▶ RECORDS FOR PROCESSING

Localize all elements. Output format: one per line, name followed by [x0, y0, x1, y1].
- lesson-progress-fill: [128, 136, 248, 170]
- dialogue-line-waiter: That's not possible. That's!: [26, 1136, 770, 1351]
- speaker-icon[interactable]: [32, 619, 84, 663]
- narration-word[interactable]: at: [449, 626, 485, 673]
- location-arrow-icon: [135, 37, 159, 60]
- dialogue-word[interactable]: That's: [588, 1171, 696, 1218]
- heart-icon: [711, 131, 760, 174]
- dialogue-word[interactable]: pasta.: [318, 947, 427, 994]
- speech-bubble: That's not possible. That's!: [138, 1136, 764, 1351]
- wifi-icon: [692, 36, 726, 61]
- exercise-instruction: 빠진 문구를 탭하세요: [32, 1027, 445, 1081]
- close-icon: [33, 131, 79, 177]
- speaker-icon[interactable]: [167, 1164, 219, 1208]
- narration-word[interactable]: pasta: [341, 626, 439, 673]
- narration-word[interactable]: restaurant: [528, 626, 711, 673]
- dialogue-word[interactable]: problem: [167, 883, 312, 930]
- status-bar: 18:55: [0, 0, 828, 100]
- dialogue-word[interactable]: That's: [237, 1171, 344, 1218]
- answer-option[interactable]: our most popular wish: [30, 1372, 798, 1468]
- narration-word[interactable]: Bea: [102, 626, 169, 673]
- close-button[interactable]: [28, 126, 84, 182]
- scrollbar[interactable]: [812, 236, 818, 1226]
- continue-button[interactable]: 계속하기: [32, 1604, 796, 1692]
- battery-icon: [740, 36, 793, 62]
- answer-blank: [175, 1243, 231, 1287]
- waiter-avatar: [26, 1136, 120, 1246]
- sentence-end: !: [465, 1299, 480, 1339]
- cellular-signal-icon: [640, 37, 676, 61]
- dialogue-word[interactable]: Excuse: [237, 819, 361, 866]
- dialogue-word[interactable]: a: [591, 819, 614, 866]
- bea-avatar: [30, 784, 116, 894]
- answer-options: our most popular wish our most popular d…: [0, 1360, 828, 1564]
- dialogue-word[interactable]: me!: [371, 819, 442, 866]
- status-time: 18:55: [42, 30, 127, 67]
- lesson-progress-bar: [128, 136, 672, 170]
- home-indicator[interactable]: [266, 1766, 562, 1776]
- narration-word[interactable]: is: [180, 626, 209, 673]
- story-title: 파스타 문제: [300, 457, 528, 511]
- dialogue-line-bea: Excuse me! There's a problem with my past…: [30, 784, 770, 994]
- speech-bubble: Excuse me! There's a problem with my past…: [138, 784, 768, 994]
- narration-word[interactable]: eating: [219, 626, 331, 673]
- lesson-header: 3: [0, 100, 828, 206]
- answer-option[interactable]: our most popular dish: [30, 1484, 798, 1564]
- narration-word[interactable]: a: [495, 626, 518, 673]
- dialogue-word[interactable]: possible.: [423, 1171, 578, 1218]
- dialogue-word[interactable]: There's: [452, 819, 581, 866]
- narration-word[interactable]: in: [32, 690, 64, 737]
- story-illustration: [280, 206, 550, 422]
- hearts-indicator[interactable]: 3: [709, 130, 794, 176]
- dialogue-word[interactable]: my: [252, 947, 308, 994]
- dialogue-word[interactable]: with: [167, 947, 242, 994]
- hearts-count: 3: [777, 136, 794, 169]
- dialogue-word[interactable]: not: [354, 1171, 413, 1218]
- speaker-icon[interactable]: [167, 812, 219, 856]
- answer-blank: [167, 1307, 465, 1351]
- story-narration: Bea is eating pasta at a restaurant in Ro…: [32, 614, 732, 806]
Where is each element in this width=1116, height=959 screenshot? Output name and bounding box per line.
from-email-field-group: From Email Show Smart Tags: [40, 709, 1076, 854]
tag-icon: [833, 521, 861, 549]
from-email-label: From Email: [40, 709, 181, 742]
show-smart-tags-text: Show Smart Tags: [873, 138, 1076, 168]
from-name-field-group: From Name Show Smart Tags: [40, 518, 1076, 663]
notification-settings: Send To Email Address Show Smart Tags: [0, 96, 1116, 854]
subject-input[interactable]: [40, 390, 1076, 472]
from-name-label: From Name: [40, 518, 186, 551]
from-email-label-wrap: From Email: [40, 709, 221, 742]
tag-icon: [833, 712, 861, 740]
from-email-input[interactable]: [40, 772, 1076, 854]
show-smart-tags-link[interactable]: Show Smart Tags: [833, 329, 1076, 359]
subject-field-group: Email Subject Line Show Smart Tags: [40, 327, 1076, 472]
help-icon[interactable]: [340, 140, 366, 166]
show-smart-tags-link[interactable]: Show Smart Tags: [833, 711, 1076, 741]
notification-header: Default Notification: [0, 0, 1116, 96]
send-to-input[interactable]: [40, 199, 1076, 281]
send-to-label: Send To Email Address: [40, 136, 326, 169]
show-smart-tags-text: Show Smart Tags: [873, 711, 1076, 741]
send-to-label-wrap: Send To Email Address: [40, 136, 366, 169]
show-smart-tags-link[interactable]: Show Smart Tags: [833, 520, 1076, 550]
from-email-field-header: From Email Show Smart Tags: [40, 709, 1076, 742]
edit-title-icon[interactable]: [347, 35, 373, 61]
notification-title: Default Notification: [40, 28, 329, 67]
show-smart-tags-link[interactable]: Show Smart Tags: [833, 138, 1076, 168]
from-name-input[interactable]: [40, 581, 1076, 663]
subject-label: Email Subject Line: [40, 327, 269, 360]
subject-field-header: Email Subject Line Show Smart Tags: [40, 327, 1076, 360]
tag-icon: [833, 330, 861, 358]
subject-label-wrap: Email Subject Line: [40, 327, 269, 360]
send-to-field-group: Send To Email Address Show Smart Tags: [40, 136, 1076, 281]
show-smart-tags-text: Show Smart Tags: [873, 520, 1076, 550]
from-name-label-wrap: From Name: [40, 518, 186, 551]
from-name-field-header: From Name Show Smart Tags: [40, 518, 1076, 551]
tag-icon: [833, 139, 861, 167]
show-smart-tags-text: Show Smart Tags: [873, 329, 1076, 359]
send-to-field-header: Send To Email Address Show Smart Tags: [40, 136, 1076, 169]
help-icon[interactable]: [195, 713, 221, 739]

▶ AIM
Reproduce all of the data above line for line, changing nothing.

▶ COMPLETED TASK
Localize all elements. Output format: one per line, name followed by [x0, y0, x1, y1].
- lesson-progress-fill: [128, 136, 248, 170]
- dialogue-line-waiter: That's not possible. That's!: [26, 1136, 770, 1351]
- speaker-icon[interactable]: [32, 619, 84, 663]
- narration-word[interactable]: at: [449, 626, 485, 673]
- location-arrow-icon: [135, 37, 159, 60]
- dialogue-word[interactable]: That's: [588, 1171, 696, 1218]
- heart-icon: [711, 131, 760, 174]
- dialogue-word[interactable]: pasta.: [318, 947, 427, 994]
- speech-bubble: That's not possible. That's!: [138, 1136, 764, 1351]
- wifi-icon: [692, 36, 726, 61]
- exercise-instruction: 빠진 문구를 탭하세요: [32, 1027, 445, 1081]
- close-icon: [33, 131, 79, 177]
- speaker-icon[interactable]: [167, 1164, 219, 1208]
- narration-word[interactable]: pasta: [341, 626, 439, 673]
- narration-word[interactable]: restaurant: [528, 626, 711, 673]
- dialogue-word[interactable]: problem: [167, 883, 312, 930]
- status-bar: 18:55: [0, 0, 828, 100]
- dialogue-word[interactable]: That's: [237, 1171, 344, 1218]
- answer-option[interactable]: our most popular wish: [30, 1372, 798, 1468]
- narration-word[interactable]: Bea: [102, 626, 169, 673]
- close-button[interactable]: [28, 126, 84, 182]
- scrollbar[interactable]: [812, 236, 818, 1226]
- continue-button[interactable]: 계속하기: [32, 1604, 796, 1692]
- battery-icon: [740, 36, 793, 62]
- answer-blank: [175, 1243, 231, 1287]
- waiter-avatar: [26, 1136, 120, 1246]
- sentence-end: !: [465, 1299, 480, 1339]
- cellular-signal-icon: [640, 37, 676, 61]
- dialogue-word[interactable]: Excuse: [237, 819, 361, 866]
- dialogue-word[interactable]: a: [591, 819, 614, 866]
- bea-avatar: [30, 784, 116, 894]
- answer-options: our most popular wish our most popular d…: [0, 1360, 828, 1564]
- dialogue-word[interactable]: me!: [371, 819, 442, 866]
- status-time: 18:55: [42, 30, 127, 67]
- lesson-progress-bar: [128, 136, 672, 170]
- home-indicator[interactable]: [266, 1766, 562, 1776]
- narration-word[interactable]: is: [180, 626, 209, 673]
- story-title: 파스타 문제: [300, 457, 528, 511]
- dialogue-line-bea: Excuse me! There's a problem with my past…: [30, 784, 770, 994]
- speech-bubble: Excuse me! There's a problem with my past…: [138, 784, 768, 994]
- narration-word[interactable]: eating: [219, 626, 331, 673]
- lesson-header: 3: [0, 100, 828, 206]
- answer-option[interactable]: our most popular dish: [30, 1484, 798, 1564]
- narration-word[interactable]: a: [495, 626, 518, 673]
- dialogue-word[interactable]: possible.: [423, 1171, 578, 1218]
- dialogue-word[interactable]: There's: [452, 819, 581, 866]
- narration-word[interactable]: in: [32, 690, 64, 737]
- story-illustration: [280, 206, 550, 422]
- hearts-indicator[interactable]: 3: [709, 130, 794, 176]
- dialogue-word[interactable]: my: [252, 947, 308, 994]
- dialogue-word[interactable]: with: [167, 947, 242, 994]
- hearts-count: 3: [777, 136, 794, 169]
- dialogue-word[interactable]: not: [354, 1171, 413, 1218]
- speaker-icon[interactable]: [167, 812, 219, 856]
- answer-blank: [167, 1307, 465, 1351]
- story-narration: Bea is eating pasta at a restaurant in Ro…: [32, 614, 732, 806]
Where is each element in this width=1116, height=959 screenshot? Output name and bounding box per line.
from-email-field-group: From Email Show Smart Tags: [40, 709, 1076, 854]
tag-icon: [833, 521, 861, 549]
from-email-label: From Email: [40, 709, 181, 742]
show-smart-tags-text: Show Smart Tags: [873, 138, 1076, 168]
from-name-field-group: From Name Show Smart Tags: [40, 518, 1076, 663]
notification-settings: Send To Email Address Show Smart Tags: [0, 96, 1116, 854]
subject-input[interactable]: [40, 390, 1076, 472]
from-name-label: From Name: [40, 518, 186, 551]
from-email-label-wrap: From Email: [40, 709, 221, 742]
tag-icon: [833, 712, 861, 740]
from-email-input[interactable]: [40, 772, 1076, 854]
show-smart-tags-link[interactable]: Show Smart Tags: [833, 329, 1076, 359]
subject-field-group: Email Subject Line Show Smart Tags: [40, 327, 1076, 472]
help-icon[interactable]: [340, 140, 366, 166]
show-smart-tags-link[interactable]: Show Smart Tags: [833, 711, 1076, 741]
notification-header: Default Notification: [0, 0, 1116, 96]
send-to-input[interactable]: [40, 199, 1076, 281]
send-to-label: Send To Email Address: [40, 136, 326, 169]
show-smart-tags-text: Show Smart Tags: [873, 711, 1076, 741]
send-to-label-wrap: Send To Email Address: [40, 136, 366, 169]
show-smart-tags-link[interactable]: Show Smart Tags: [833, 520, 1076, 550]
from-email-field-header: From Email Show Smart Tags: [40, 709, 1076, 742]
edit-title-icon[interactable]: [347, 35, 373, 61]
notification-title: Default Notification: [40, 28, 329, 67]
show-smart-tags-link[interactable]: Show Smart Tags: [833, 138, 1076, 168]
from-name-input[interactable]: [40, 581, 1076, 663]
subject-label: Email Subject Line: [40, 327, 269, 360]
subject-field-header: Email Subject Line Show Smart Tags: [40, 327, 1076, 360]
tag-icon: [833, 330, 861, 358]
subject-label-wrap: Email Subject Line: [40, 327, 269, 360]
send-to-field-group: Send To Email Address Show Smart Tags: [40, 136, 1076, 281]
show-smart-tags-text: Show Smart Tags: [873, 520, 1076, 550]
from-name-label-wrap: From Name: [40, 518, 186, 551]
from-name-field-header: From Name Show Smart Tags: [40, 518, 1076, 551]
tag-icon: [833, 139, 861, 167]
show-smart-tags-text: Show Smart Tags: [873, 329, 1076, 359]
send-to-field-header: Send To Email Address Show Smart Tags: [40, 136, 1076, 169]
help-icon[interactable]: [195, 713, 221, 739]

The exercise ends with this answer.